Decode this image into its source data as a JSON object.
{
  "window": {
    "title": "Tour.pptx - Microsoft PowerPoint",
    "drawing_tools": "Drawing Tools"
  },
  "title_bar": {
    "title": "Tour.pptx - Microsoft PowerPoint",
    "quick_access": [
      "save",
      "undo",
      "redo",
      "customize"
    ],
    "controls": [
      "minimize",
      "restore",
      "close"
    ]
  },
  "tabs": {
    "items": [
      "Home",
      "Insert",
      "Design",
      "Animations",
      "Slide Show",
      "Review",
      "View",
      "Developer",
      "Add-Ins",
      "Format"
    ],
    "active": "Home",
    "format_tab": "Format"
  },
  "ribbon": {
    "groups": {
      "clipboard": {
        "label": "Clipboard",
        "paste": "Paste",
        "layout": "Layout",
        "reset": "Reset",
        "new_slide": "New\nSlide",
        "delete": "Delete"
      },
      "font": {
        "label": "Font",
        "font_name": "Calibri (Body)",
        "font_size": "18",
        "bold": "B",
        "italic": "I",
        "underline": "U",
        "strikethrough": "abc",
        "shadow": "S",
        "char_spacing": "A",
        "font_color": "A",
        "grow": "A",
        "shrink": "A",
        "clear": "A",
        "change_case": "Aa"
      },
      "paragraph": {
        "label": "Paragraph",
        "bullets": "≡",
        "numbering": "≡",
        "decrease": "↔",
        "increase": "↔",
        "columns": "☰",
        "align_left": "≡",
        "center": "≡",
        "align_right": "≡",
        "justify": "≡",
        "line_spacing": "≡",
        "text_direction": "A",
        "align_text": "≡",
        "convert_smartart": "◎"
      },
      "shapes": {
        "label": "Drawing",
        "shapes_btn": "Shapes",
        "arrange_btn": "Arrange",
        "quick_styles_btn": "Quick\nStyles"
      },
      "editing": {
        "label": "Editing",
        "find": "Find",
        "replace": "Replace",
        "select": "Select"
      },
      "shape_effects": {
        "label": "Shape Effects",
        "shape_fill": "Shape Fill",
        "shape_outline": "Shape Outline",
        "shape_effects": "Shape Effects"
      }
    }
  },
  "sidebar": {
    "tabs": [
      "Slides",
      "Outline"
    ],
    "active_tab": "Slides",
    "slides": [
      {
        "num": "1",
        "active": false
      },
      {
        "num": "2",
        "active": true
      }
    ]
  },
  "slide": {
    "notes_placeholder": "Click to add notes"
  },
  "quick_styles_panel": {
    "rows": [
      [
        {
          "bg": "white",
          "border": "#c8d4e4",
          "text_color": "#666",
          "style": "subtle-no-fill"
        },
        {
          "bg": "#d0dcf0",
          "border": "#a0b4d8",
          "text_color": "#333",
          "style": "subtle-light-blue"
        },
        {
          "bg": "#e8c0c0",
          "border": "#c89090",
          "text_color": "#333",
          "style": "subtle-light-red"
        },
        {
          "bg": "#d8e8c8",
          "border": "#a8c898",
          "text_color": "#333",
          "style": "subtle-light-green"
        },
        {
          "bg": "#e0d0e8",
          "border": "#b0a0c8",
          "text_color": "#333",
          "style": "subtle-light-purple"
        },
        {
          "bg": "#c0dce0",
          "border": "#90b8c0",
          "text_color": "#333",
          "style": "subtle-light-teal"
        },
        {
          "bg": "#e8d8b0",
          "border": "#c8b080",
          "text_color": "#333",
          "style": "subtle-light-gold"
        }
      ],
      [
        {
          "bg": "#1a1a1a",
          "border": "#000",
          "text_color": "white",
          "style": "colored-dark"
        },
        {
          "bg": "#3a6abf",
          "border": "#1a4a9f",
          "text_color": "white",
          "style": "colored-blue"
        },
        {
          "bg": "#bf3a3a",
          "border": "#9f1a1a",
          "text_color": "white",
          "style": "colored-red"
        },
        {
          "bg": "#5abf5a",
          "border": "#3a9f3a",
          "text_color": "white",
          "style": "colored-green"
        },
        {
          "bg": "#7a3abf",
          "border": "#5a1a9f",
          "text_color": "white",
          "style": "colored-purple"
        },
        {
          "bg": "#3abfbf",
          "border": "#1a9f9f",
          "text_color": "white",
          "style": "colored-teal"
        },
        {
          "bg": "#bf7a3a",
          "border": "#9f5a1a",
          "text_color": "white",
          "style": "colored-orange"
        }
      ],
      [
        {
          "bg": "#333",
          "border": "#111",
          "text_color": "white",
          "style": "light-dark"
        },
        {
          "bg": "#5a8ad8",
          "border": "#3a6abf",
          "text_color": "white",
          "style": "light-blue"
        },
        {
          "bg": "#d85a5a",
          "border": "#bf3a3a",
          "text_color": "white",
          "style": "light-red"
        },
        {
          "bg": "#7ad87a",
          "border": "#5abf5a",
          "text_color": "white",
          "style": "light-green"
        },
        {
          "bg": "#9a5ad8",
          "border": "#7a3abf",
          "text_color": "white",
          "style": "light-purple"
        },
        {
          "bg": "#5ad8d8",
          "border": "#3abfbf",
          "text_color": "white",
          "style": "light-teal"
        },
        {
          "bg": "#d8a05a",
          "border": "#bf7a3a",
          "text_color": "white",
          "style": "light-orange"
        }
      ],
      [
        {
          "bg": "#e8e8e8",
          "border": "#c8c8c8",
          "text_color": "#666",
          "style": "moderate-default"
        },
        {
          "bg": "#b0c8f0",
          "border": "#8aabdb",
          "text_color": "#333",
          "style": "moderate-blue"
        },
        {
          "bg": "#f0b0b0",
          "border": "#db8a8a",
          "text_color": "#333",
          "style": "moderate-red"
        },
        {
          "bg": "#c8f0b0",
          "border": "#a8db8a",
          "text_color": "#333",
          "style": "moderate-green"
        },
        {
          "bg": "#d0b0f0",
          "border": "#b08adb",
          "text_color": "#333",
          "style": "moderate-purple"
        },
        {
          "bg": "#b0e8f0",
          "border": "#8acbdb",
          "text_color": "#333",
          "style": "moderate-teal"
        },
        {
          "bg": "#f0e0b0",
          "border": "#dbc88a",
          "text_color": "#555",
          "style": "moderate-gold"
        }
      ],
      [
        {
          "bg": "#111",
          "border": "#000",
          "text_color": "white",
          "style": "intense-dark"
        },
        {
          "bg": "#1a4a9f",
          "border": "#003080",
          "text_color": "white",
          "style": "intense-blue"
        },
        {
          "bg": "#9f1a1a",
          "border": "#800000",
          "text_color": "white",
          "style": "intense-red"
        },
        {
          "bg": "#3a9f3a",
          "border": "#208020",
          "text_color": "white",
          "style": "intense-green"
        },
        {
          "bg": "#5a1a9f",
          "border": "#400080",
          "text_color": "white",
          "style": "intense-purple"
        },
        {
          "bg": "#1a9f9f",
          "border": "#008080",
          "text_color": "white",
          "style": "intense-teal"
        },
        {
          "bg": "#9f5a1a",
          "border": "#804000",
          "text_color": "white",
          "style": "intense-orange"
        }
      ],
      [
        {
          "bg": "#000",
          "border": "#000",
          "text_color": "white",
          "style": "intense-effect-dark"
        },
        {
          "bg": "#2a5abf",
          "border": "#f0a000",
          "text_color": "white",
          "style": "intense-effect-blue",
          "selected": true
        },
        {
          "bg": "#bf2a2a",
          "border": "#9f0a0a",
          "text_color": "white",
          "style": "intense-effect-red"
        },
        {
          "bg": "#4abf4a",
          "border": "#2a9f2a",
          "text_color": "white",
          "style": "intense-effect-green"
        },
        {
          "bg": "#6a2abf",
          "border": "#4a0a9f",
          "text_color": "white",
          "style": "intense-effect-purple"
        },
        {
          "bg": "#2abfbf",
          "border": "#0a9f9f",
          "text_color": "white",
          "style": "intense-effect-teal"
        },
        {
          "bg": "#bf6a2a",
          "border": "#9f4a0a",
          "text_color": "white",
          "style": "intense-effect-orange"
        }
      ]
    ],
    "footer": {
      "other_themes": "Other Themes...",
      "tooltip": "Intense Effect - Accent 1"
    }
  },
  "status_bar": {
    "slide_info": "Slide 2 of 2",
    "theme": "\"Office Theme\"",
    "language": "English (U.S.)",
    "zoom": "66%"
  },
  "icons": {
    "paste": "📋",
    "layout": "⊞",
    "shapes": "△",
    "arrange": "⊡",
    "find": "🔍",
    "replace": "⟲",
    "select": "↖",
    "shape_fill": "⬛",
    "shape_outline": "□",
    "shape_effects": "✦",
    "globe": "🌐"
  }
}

****

### Exercise instructions
From the records above, pick out and copy each line holding the word "teal".

### Solution below
          "style": "subtle-light-teal"
          "style": "colored-teal"
          "style": "light-teal"
          "style": "moderate-teal"
          "style": "intense-teal"
          "style": "intense-effect-teal"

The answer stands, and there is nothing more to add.